[start RECORD EXTRACTS]

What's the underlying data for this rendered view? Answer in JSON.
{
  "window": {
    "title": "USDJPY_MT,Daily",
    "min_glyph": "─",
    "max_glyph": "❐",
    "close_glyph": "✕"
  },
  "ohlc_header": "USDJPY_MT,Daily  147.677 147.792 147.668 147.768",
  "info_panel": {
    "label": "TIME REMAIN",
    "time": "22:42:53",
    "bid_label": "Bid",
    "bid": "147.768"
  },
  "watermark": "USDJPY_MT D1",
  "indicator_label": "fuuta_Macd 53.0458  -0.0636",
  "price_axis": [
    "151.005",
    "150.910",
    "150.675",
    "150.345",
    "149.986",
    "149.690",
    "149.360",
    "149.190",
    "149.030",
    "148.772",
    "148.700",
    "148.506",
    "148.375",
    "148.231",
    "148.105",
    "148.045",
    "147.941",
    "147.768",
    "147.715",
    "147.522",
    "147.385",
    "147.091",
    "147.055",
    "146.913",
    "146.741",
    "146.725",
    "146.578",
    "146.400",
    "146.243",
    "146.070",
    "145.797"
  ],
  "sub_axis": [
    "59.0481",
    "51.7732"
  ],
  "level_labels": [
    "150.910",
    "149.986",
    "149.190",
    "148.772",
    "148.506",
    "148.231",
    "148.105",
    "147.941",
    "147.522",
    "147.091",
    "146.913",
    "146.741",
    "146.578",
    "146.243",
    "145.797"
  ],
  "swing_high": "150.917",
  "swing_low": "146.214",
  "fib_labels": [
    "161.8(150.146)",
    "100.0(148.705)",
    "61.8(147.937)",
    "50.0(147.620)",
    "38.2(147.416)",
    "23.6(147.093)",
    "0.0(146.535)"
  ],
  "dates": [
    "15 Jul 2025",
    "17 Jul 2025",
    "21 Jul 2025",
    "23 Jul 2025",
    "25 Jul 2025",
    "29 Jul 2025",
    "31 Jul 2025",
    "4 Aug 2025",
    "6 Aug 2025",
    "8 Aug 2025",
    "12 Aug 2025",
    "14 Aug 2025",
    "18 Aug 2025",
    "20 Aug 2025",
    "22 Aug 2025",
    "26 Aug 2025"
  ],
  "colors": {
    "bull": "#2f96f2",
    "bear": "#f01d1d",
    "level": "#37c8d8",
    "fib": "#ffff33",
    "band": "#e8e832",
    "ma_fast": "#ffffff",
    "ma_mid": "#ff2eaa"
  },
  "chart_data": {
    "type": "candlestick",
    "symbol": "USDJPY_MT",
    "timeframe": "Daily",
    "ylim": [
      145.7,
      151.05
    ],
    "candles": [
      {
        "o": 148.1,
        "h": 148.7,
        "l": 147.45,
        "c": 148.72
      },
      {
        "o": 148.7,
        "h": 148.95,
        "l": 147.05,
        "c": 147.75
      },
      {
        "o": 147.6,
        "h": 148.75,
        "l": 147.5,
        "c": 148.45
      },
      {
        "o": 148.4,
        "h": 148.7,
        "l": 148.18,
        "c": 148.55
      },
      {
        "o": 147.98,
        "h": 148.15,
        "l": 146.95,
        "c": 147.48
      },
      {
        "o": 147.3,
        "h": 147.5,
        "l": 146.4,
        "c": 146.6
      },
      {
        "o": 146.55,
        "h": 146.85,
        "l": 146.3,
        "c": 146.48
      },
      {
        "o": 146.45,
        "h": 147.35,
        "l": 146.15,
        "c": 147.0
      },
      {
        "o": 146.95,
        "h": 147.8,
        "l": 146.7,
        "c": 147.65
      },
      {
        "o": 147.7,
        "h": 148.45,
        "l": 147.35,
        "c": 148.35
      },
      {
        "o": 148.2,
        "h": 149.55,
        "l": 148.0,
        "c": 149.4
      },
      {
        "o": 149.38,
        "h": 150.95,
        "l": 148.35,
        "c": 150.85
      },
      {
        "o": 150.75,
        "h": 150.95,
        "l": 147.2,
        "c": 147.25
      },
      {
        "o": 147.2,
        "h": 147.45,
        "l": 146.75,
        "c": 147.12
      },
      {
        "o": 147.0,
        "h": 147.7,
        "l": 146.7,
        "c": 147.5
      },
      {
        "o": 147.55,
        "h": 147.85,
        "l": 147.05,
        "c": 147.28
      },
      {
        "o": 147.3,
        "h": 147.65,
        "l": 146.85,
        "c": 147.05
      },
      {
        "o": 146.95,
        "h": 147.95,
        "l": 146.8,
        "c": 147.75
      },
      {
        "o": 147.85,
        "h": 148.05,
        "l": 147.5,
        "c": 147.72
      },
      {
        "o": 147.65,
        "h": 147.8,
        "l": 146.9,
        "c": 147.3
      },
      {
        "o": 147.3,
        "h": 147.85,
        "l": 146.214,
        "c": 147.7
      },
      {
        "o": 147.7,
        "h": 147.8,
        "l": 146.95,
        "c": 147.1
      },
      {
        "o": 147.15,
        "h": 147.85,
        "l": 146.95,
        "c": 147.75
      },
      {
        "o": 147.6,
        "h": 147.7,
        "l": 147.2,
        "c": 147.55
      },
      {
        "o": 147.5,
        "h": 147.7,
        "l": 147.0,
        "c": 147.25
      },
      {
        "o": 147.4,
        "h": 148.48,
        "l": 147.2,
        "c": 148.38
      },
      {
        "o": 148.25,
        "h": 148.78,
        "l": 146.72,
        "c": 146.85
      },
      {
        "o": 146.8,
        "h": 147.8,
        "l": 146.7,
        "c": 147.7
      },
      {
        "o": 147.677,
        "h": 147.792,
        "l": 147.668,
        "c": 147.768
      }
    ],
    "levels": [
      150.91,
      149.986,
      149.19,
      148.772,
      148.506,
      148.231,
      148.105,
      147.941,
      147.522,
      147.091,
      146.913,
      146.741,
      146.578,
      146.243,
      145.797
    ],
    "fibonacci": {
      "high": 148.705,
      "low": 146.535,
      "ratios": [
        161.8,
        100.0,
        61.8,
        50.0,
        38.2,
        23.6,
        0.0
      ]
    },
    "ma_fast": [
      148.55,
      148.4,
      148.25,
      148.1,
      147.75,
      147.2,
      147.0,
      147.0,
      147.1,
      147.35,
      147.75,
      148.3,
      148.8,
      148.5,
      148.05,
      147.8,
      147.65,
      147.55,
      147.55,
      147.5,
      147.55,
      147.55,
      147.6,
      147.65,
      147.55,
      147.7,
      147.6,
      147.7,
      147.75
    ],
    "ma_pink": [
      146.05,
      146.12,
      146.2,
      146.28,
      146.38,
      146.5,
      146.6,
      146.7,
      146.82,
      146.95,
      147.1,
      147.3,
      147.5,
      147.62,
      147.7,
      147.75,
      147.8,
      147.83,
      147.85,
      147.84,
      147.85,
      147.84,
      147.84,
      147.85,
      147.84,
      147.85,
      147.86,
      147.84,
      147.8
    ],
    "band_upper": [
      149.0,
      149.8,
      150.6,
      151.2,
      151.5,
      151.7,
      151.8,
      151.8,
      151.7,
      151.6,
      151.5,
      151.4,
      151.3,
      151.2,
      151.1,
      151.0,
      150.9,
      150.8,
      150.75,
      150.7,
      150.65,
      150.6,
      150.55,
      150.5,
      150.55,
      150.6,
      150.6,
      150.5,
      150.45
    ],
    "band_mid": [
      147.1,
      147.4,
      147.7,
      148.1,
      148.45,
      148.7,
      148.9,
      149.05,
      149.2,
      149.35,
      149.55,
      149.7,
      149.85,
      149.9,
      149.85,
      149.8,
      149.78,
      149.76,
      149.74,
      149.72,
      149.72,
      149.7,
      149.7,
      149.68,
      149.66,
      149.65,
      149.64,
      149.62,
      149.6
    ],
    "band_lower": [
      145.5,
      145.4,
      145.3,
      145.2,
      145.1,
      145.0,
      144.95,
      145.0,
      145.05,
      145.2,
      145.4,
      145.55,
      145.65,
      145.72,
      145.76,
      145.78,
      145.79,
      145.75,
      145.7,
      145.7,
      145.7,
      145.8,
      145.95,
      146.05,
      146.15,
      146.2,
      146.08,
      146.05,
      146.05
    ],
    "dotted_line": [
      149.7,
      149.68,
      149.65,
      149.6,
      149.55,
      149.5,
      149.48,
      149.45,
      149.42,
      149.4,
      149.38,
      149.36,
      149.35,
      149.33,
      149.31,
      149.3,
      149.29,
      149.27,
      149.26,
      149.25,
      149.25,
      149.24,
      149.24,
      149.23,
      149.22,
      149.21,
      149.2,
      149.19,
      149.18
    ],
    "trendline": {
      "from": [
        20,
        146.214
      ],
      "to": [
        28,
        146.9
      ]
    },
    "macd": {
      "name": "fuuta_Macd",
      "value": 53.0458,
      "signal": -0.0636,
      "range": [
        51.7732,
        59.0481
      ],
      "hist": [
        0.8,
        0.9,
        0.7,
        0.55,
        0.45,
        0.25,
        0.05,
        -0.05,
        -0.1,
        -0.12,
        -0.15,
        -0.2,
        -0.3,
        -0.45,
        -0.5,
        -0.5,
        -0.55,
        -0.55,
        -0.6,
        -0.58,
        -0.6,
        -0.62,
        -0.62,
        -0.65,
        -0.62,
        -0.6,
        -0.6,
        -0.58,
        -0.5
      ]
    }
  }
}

[end RECORD EXTRACTS]

_THE EXERCISE_
Gather up every line in the data above that contains the word "Daily", copying each one.

_TASK RESPONSE_
    "title": "USDJPY_MT,Daily",
  "ohlc_header": "USDJPY_MT,Daily  147.677 147.792 147.668 147.768",
    "timeframe": "Daily",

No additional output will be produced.